■ DATA TO PROCESS

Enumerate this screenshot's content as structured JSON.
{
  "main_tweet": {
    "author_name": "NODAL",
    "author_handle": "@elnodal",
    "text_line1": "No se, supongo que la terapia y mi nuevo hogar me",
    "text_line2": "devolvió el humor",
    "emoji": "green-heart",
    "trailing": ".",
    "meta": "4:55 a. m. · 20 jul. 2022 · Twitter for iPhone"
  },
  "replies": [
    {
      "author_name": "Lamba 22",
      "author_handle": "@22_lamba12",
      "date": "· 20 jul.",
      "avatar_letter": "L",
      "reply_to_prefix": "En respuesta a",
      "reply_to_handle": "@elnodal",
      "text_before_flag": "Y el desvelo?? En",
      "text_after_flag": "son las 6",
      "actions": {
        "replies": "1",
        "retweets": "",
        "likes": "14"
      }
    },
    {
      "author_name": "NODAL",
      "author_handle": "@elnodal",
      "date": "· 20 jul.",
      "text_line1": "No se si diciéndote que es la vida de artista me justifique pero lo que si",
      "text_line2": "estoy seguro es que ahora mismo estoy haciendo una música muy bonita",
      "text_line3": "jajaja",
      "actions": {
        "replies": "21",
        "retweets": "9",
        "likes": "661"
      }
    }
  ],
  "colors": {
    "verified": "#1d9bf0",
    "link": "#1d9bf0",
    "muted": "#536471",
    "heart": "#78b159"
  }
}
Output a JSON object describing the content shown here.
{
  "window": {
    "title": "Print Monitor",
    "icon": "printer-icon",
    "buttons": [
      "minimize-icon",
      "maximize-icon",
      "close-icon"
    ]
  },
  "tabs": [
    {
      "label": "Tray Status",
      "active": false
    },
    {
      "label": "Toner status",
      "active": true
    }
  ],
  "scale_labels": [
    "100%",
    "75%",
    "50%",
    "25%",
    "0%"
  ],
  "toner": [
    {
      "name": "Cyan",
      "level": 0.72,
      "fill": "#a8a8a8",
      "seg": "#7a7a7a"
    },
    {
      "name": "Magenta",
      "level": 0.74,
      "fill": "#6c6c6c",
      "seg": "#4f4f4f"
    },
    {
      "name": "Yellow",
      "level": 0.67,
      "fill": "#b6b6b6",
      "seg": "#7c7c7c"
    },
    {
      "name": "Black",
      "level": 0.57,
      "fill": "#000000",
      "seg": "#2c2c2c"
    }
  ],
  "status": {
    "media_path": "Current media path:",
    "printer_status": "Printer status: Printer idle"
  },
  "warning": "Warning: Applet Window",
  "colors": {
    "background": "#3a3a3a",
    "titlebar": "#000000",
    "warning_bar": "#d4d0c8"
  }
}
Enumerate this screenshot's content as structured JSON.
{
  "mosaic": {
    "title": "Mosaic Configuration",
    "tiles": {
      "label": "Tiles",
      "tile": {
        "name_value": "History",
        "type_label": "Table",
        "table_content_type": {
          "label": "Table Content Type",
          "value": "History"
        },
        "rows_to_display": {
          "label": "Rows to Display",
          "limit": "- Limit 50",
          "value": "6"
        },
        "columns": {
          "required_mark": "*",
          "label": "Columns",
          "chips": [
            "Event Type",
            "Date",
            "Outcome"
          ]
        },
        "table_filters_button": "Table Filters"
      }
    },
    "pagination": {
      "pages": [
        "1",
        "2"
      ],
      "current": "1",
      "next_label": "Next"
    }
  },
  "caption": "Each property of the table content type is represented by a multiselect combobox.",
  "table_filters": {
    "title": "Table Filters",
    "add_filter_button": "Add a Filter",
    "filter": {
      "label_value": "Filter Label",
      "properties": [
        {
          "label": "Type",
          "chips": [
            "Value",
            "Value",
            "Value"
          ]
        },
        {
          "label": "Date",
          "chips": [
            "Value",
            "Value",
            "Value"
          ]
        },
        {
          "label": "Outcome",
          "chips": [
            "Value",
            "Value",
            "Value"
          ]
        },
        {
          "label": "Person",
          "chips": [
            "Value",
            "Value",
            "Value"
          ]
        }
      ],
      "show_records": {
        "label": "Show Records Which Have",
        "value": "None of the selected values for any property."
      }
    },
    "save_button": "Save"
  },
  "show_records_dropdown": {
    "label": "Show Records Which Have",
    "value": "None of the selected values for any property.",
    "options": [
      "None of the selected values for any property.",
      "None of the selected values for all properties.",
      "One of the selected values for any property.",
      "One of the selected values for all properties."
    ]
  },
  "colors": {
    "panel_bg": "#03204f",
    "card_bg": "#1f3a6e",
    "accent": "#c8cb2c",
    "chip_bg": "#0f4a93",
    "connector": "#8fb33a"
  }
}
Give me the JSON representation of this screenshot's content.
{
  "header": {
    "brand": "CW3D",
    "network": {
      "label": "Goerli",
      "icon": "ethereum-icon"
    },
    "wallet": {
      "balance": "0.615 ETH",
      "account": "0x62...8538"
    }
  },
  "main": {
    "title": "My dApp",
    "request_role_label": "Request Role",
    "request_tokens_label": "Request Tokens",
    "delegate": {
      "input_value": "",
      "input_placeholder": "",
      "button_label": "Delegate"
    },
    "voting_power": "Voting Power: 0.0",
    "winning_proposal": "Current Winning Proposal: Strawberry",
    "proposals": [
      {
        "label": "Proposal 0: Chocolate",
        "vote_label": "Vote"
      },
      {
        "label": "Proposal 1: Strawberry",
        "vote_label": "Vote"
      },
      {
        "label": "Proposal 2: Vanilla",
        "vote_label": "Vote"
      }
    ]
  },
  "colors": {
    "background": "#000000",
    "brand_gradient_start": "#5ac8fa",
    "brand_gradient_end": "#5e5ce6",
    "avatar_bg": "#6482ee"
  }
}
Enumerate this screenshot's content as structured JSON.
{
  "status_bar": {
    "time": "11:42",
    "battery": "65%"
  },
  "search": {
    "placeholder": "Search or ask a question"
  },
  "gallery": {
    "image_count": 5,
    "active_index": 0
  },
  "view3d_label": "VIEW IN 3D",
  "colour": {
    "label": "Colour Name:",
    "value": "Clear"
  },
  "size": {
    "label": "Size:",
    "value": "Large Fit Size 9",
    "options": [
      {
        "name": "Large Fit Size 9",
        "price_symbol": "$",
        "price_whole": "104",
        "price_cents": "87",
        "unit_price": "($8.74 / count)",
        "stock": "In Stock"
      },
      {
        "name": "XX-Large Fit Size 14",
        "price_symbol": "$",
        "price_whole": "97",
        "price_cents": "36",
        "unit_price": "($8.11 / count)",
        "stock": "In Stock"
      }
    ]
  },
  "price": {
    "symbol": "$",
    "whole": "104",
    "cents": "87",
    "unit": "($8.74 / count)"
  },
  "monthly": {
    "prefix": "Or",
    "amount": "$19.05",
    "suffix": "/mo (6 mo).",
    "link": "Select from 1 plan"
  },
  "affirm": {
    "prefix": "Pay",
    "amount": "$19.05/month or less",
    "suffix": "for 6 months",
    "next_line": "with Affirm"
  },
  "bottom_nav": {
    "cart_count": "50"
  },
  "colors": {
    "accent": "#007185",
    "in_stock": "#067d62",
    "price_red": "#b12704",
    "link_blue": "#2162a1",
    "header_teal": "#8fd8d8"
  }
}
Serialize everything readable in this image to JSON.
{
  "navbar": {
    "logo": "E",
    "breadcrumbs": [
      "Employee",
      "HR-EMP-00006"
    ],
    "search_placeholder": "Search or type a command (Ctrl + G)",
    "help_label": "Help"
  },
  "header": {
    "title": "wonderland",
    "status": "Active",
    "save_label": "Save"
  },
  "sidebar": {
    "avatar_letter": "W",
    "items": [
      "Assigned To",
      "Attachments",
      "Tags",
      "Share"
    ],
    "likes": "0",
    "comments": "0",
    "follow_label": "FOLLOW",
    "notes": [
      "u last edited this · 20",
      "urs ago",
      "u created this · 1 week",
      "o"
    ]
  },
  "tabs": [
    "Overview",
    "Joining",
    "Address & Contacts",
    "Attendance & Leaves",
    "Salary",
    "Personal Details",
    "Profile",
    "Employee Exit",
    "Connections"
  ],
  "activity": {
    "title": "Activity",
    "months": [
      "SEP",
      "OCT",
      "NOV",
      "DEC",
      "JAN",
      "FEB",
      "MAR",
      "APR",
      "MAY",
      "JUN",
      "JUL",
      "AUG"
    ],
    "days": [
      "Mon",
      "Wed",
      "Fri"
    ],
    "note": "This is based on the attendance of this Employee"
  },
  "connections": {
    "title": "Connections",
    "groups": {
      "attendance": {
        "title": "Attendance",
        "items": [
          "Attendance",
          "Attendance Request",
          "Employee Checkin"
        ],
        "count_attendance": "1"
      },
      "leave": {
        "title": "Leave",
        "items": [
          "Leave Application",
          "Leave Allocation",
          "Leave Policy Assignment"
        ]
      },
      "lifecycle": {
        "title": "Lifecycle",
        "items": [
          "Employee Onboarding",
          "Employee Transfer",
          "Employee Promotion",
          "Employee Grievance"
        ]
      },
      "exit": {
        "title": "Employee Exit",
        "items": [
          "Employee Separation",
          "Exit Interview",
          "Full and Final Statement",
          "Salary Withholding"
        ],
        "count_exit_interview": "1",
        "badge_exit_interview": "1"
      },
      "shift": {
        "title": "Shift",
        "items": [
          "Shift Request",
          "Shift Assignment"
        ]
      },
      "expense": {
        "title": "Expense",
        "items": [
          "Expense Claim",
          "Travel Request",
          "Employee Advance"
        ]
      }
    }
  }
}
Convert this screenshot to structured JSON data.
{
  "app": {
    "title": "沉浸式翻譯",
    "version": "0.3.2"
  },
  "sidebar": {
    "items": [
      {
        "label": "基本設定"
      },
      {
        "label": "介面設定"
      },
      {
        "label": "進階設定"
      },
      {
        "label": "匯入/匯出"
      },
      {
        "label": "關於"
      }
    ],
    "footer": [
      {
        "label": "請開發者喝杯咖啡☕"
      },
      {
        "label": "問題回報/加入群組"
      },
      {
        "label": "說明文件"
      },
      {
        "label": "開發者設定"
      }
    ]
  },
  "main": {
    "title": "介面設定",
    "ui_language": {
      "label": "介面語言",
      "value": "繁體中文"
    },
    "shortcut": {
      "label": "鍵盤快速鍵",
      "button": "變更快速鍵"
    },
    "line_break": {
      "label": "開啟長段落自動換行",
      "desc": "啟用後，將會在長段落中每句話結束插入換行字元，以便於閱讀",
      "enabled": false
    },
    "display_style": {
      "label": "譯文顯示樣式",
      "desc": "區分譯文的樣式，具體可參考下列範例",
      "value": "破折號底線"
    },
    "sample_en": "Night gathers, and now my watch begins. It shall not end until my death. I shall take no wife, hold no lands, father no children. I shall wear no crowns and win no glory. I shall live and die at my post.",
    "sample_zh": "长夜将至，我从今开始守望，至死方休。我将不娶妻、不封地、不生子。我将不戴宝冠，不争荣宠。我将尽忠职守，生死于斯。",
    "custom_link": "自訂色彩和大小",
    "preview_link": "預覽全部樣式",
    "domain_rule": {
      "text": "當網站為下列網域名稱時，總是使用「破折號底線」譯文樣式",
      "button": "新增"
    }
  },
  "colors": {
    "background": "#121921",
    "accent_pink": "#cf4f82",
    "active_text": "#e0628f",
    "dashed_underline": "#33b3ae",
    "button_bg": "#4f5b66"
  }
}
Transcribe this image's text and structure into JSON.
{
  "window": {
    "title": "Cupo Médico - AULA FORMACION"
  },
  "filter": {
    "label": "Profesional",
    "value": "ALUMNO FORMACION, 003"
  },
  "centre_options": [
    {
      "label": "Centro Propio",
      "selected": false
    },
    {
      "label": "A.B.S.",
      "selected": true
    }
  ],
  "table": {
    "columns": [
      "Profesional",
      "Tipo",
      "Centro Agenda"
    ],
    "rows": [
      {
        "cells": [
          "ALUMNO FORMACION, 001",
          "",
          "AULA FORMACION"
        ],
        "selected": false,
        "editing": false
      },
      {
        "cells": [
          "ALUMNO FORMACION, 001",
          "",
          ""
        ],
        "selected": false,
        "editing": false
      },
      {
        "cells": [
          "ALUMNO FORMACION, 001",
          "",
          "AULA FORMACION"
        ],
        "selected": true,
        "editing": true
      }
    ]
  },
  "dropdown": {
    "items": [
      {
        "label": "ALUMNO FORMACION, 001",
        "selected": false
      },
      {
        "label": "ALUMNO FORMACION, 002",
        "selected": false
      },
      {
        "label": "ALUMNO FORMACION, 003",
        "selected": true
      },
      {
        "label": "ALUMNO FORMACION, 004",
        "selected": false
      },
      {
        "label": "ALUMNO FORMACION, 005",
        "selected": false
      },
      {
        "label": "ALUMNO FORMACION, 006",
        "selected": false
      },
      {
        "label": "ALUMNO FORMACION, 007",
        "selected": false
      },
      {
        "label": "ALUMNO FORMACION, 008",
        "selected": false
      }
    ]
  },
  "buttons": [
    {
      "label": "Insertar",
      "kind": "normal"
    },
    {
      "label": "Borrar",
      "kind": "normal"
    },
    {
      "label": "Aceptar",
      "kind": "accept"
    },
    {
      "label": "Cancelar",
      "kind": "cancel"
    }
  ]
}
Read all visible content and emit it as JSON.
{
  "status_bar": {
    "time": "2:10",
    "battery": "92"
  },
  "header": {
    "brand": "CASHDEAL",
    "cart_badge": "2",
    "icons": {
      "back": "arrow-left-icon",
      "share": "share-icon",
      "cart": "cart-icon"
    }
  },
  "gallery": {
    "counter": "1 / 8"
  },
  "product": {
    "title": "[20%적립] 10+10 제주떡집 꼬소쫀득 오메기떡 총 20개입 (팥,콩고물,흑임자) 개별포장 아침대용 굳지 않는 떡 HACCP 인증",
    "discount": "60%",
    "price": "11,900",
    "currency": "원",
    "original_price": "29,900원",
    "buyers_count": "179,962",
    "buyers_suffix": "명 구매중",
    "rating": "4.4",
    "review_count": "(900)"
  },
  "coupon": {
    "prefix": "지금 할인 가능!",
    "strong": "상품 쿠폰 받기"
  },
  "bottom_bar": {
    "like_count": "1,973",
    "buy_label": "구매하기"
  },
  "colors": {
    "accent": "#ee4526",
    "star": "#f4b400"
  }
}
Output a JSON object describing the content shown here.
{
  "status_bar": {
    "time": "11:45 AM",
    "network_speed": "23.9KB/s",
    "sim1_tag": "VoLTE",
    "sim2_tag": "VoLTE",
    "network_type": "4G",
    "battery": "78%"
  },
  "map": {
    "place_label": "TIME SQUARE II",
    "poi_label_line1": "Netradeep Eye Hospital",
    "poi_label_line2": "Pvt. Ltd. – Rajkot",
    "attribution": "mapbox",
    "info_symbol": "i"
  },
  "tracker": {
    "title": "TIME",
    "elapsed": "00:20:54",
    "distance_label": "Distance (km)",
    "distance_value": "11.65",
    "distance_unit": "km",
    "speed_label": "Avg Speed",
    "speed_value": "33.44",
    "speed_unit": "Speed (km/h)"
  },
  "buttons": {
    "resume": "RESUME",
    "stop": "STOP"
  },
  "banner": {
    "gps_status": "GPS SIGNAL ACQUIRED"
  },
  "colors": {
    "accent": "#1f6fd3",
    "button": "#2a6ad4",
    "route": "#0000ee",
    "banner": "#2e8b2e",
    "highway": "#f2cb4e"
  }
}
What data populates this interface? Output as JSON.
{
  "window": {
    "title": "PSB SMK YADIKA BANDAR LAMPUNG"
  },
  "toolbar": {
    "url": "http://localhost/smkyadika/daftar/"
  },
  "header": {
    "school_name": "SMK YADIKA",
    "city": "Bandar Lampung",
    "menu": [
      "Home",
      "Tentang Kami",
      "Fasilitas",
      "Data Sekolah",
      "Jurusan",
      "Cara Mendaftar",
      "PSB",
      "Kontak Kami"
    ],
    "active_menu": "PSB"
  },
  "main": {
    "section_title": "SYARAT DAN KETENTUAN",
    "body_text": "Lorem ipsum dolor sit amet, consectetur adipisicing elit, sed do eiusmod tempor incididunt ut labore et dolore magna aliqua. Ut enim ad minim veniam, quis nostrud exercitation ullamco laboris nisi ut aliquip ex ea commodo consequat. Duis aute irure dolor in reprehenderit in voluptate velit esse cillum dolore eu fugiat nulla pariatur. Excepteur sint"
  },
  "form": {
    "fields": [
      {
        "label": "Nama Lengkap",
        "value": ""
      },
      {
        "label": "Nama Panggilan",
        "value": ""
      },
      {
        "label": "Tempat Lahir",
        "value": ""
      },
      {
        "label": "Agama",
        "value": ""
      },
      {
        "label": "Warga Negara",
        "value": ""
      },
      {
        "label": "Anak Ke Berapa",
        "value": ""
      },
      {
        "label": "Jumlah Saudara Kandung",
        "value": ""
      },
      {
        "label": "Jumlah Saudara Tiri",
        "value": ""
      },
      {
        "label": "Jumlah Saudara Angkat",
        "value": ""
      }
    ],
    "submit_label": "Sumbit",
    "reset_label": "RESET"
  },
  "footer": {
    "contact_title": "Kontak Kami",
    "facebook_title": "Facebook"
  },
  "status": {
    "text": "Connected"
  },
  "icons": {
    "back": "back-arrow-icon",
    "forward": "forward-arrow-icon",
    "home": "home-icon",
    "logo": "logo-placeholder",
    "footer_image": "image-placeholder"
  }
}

■ REQUEST
Give only the number of lines in the entries above that contain the string "property".

■ EXERCISE SOLUTION
5